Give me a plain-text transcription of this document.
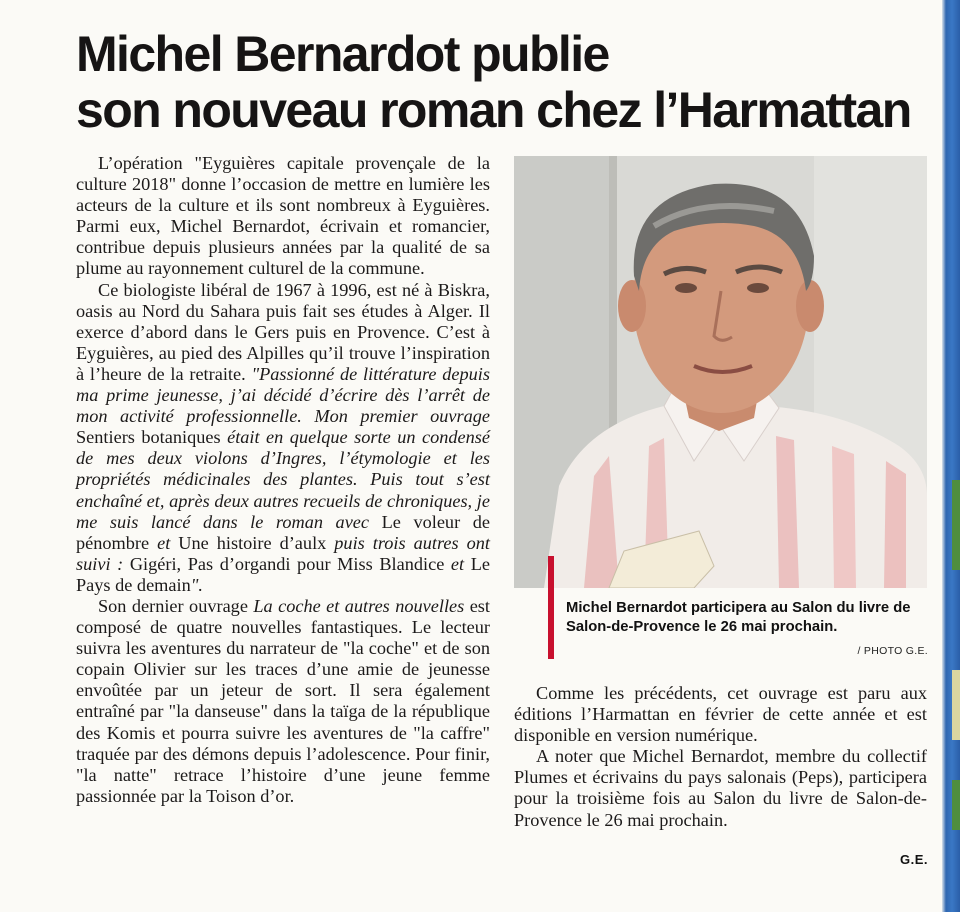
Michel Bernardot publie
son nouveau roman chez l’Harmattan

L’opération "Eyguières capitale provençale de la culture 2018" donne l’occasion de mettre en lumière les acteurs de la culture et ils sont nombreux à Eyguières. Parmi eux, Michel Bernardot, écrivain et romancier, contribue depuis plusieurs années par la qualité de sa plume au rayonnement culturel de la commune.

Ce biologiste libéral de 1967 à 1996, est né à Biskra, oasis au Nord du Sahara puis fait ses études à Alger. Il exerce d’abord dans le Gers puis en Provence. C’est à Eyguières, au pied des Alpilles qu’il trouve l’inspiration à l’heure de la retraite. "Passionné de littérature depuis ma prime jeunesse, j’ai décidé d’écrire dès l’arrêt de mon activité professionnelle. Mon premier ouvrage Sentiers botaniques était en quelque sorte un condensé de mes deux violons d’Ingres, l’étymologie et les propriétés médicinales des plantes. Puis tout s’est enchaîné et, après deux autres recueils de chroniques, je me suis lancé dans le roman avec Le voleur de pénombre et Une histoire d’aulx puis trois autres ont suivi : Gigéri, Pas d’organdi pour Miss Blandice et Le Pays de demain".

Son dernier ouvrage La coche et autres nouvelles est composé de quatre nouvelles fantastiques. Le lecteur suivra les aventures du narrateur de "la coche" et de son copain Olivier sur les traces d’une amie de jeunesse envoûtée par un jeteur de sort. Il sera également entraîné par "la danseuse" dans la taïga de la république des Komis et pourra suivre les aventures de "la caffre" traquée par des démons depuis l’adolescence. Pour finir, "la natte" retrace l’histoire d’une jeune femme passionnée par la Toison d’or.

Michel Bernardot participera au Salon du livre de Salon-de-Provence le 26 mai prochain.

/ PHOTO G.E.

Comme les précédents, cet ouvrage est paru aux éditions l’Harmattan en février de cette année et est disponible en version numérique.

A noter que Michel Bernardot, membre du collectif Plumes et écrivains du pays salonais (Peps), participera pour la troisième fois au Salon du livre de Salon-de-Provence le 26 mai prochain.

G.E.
----------------------------------------
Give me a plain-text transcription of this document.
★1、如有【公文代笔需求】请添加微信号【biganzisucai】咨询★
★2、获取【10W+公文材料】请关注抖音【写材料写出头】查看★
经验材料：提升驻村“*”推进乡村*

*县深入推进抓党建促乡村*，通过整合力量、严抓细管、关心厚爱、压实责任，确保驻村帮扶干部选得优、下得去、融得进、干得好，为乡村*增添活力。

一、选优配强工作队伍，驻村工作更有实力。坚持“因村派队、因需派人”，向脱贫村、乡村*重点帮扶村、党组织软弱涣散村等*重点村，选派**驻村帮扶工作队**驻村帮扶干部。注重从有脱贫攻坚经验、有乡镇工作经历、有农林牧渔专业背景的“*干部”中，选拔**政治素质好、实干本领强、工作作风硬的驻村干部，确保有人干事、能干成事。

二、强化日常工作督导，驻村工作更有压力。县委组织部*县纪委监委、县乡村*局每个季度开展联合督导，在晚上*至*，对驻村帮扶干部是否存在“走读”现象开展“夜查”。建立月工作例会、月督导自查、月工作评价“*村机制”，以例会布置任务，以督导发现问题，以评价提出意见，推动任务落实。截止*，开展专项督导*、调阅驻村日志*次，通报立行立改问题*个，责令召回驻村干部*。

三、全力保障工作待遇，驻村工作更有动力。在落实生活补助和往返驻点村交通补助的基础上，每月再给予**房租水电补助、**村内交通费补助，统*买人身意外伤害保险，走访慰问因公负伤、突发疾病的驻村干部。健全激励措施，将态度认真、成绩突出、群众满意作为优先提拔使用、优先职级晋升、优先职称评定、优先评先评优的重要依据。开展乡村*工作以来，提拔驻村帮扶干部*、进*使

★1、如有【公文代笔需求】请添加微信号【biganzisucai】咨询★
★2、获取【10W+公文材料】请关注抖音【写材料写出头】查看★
----------------------------------------
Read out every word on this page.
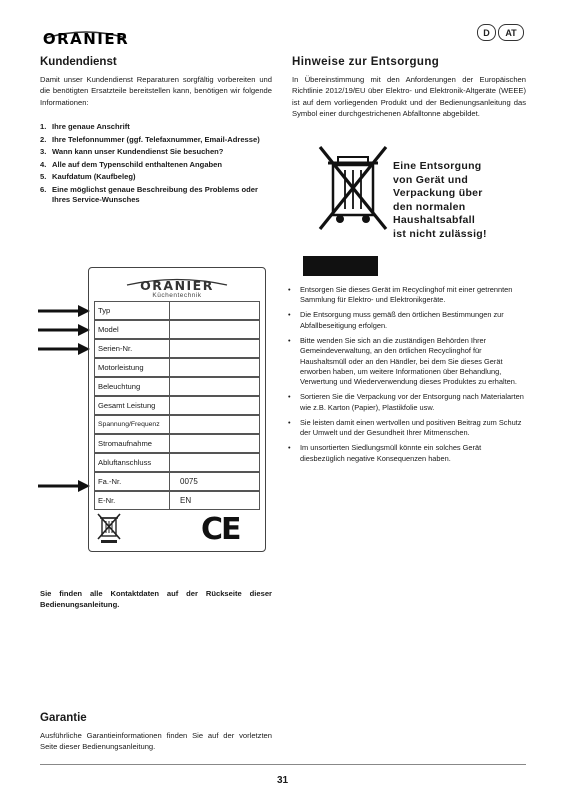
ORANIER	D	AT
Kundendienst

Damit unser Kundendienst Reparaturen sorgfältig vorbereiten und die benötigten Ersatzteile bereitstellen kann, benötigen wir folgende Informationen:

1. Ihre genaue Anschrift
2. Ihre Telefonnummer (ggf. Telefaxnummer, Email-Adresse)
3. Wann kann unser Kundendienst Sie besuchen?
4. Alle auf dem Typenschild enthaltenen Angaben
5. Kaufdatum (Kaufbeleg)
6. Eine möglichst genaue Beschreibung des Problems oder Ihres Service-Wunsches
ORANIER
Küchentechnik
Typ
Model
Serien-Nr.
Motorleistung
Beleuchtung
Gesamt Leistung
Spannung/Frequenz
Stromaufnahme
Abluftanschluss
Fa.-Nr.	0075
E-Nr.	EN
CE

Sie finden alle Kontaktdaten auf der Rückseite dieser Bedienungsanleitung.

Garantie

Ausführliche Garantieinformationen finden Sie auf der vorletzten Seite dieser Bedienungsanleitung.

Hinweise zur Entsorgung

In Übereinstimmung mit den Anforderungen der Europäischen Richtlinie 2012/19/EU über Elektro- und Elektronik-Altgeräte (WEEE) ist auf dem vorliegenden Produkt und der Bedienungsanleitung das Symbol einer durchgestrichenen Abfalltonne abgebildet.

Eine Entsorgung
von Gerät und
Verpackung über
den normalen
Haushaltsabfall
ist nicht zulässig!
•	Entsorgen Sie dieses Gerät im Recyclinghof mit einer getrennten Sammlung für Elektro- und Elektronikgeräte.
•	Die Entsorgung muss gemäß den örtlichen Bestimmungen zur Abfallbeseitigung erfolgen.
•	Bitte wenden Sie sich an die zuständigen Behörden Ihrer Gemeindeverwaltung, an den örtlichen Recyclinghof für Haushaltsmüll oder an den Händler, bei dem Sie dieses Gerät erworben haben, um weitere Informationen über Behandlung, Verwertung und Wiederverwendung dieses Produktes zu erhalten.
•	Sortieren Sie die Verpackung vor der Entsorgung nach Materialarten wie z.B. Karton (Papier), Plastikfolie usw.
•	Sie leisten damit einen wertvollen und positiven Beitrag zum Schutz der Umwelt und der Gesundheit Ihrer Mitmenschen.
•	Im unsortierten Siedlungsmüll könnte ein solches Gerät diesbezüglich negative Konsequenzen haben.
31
----------------------------------------
(EXERCISE PROMPT):
Scan the lines for the string "Harmattan". Pick out every line that has it.

(RESPONSE TO THIS EXERCISE):
son nouveau roman chez l’Harmattan
Comme les précédents, cet ouvrage est paru aux éditions l’Harmattan en février de cette année et est disponible en version numérique.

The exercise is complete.